[Records from a dataset]

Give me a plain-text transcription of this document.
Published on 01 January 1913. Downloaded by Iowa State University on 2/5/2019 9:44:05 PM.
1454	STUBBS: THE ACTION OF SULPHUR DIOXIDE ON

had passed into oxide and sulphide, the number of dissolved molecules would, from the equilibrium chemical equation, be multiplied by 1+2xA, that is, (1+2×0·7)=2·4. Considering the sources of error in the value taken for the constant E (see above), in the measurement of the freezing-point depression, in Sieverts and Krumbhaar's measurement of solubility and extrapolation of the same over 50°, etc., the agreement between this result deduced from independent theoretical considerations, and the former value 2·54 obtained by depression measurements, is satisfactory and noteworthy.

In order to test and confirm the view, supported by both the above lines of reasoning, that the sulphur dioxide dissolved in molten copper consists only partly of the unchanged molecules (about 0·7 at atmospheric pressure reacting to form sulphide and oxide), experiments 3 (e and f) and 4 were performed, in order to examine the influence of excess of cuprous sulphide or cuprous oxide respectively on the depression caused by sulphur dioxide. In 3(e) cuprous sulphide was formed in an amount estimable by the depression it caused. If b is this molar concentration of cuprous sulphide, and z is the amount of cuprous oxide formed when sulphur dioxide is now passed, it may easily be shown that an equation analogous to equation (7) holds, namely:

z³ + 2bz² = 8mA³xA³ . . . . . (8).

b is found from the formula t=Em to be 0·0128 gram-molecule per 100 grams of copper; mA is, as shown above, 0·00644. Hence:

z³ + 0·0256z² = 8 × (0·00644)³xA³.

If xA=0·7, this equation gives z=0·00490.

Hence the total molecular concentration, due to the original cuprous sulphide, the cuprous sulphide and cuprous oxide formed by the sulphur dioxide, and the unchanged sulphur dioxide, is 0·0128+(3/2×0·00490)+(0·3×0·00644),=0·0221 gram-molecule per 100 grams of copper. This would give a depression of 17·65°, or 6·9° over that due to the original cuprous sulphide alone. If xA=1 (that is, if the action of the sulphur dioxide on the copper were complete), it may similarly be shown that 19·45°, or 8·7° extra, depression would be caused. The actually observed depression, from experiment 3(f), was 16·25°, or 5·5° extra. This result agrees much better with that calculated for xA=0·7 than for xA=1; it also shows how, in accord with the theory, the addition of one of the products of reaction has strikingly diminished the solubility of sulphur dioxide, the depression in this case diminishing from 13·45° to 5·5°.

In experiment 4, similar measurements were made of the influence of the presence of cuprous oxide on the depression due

* * *

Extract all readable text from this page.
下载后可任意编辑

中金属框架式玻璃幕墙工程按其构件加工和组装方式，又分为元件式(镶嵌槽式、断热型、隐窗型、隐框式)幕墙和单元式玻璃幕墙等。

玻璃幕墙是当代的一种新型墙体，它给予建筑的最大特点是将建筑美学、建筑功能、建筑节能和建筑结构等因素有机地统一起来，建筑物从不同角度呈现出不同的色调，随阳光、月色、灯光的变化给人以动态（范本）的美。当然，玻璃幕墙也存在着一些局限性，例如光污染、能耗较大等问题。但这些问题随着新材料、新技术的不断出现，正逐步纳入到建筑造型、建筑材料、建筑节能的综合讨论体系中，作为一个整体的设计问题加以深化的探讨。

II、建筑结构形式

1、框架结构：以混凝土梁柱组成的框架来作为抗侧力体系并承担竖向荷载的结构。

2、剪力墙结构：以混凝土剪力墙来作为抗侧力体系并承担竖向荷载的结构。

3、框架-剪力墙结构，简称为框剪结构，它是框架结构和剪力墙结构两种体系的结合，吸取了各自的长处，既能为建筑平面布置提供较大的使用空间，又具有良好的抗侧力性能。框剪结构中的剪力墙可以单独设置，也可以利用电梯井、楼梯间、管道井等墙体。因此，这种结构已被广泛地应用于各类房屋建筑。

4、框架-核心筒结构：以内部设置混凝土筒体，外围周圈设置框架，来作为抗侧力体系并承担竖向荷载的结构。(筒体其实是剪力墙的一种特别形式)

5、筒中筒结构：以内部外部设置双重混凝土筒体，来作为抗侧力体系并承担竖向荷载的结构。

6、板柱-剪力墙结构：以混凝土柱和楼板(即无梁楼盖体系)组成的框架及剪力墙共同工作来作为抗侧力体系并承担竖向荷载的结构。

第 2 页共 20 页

● PROBLEM DETAILS
Using the records above, find and show each line with the string "measurements".

● THE OUTPUT
had passed into oxide and sulphide, the number of dissolved molecules would, from the equilibrium chemical equation, be multiplied by 1+2xA, that is, (1+2×0·7)=2·4. Considering the sources of error in the value taken for the constant E (see above), in the measurement of the freezing-point depression, in Sieverts and Krumbhaar's measurement of solubility and extrapolation of the same over 50°, etc., the agreement between this result deduced from independent theoretical considerations, and the former value 2·54 obtained by depression measurements, is satisfactory and noteworthy.
In experiment 4, similar measurements were made of the influence of the presence of cuprous oxide on the depression due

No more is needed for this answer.